DATASET ROWS —
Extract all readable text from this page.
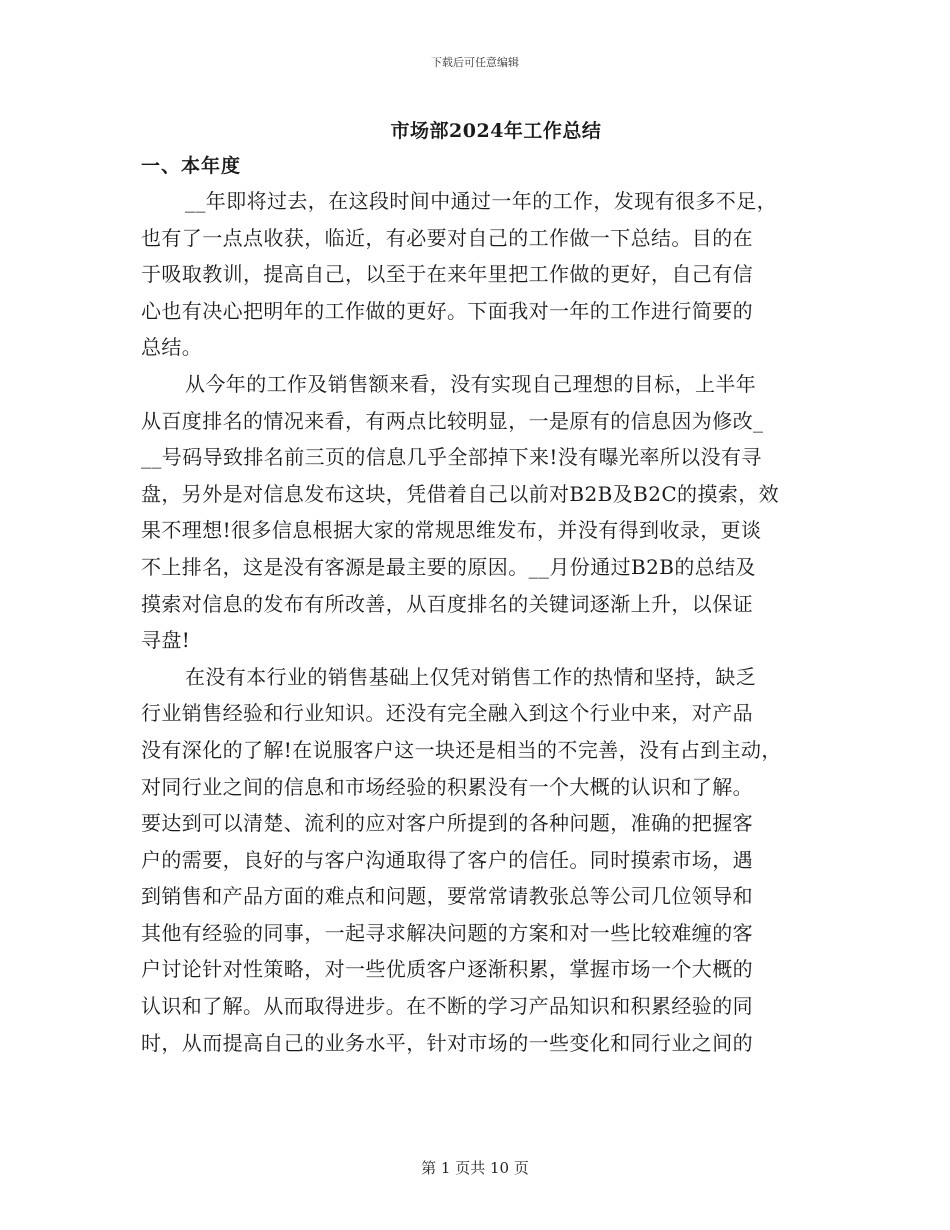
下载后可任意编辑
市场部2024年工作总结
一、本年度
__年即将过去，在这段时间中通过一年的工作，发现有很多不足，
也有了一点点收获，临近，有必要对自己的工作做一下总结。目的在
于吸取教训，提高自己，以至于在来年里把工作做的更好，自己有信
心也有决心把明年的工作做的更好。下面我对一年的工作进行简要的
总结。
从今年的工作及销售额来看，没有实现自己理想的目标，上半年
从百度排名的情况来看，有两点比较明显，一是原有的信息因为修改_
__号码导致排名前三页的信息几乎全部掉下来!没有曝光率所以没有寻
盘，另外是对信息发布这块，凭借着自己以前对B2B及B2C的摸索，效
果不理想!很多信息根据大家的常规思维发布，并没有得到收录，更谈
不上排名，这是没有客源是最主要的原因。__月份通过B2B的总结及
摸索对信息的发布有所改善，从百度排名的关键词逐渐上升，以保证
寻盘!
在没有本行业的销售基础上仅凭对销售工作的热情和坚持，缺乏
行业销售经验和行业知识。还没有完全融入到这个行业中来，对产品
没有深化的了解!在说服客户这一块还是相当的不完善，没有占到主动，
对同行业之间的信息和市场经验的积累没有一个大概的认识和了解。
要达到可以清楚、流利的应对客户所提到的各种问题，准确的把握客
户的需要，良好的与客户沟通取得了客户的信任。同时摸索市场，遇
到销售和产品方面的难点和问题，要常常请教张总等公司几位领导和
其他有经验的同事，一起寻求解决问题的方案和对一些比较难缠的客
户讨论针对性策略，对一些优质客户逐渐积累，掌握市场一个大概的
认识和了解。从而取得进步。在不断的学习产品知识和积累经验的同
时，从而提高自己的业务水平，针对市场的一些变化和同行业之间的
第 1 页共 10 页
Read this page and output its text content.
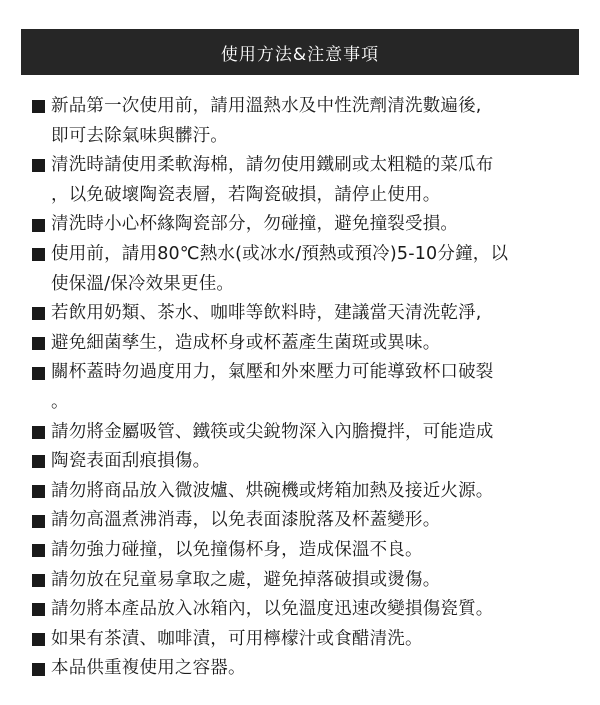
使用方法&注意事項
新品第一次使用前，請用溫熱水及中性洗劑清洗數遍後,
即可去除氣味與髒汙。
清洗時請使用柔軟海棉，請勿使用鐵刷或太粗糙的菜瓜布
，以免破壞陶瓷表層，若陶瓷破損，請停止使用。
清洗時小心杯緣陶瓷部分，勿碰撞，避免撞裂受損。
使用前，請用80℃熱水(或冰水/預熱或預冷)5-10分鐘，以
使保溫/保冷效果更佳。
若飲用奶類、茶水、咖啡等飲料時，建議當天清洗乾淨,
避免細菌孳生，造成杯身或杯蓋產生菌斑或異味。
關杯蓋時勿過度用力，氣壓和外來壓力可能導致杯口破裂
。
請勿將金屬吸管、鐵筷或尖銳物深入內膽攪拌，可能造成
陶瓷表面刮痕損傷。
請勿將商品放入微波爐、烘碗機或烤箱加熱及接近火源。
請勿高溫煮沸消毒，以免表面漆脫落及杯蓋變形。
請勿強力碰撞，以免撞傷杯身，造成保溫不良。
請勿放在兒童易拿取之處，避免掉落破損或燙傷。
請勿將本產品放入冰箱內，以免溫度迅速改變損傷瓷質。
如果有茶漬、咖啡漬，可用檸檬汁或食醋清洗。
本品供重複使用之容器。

WHAT YOU ARE ASKED TO DO —
Without including the pictures, reproduce all entries exactly.

THE ANSWER —
Extract all readable text from this page.
下载后可任意编辑
市场部2024年工作总结
一、本年度
__年即将过去，在这段时间中通过一年的工作，发现有很多不足，
也有了一点点收获，临近，有必要对自己的工作做一下总结。目的在
于吸取教训，提高自己，以至于在来年里把工作做的更好，自己有信
心也有决心把明年的工作做的更好。下面我对一年的工作进行简要的
总结。
从今年的工作及销售额来看，没有实现自己理想的目标，上半年
从百度排名的情况来看，有两点比较明显，一是原有的信息因为修改_
__号码导致排名前三页的信息几乎全部掉下来!没有曝光率所以没有寻
盘，另外是对信息发布这块，凭借着自己以前对B2B及B2C的摸索，效
果不理想!很多信息根据大家的常规思维发布，并没有得到收录，更谈
不上排名，这是没有客源是最主要的原因。__月份通过B2B的总结及
摸索对信息的发布有所改善，从百度排名的关键词逐渐上升，以保证
寻盘!
在没有本行业的销售基础上仅凭对销售工作的热情和坚持，缺乏
行业销售经验和行业知识。还没有完全融入到这个行业中来，对产品
没有深化的了解!在说服客户这一块还是相当的不完善，没有占到主动，
对同行业之间的信息和市场经验的积累没有一个大概的认识和了解。
要达到可以清楚、流利的应对客户所提到的各种问题，准确的把握客
户的需要，良好的与客户沟通取得了客户的信任。同时摸索市场，遇
到销售和产品方面的难点和问题，要常常请教张总等公司几位领导和
其他有经验的同事，一起寻求解决问题的方案和对一些比较难缠的客
户讨论针对性策略，对一些优质客户逐渐积累，掌握市场一个大概的
认识和了解。从而取得进步。在不断的学习产品知识和积累经验的同
时，从而提高自己的业务水平，针对市场的一些变化和同行业之间的
第 1 页共 10 页
Read this page and output its text content.
使用方法&注意事項
新品第一次使用前，請用溫熱水及中性洗劑清洗數遍後,
即可去除氣味與髒汙。
清洗時請使用柔軟海棉，請勿使用鐵刷或太粗糙的菜瓜布
，以免破壞陶瓷表層，若陶瓷破損，請停止使用。
清洗時小心杯緣陶瓷部分，勿碰撞，避免撞裂受損。
使用前，請用80℃熱水(或冰水/預熱或預冷)5-10分鐘，以
使保溫/保冷效果更佳。
若飲用奶類、茶水、咖啡等飲料時，建議當天清洗乾淨,
避免細菌孳生，造成杯身或杯蓋產生菌斑或異味。
關杯蓋時勿過度用力，氣壓和外來壓力可能導致杯口破裂
。
請勿將金屬吸管、鐵筷或尖銳物深入內膽攪拌，可能造成
陶瓷表面刮痕損傷。
請勿將商品放入微波爐、烘碗機或烤箱加熱及接近火源。
請勿高溫煮沸消毒，以免表面漆脫落及杯蓋變形。
請勿強力碰撞，以免撞傷杯身，造成保溫不良。
請勿放在兒童易拿取之處，避免掉落破損或燙傷。
請勿將本產品放入冰箱內，以免溫度迅速改變損傷瓷質。
如果有茶漬、咖啡漬，可用檸檬汁或食醋清洗。
本品供重複使用之容器。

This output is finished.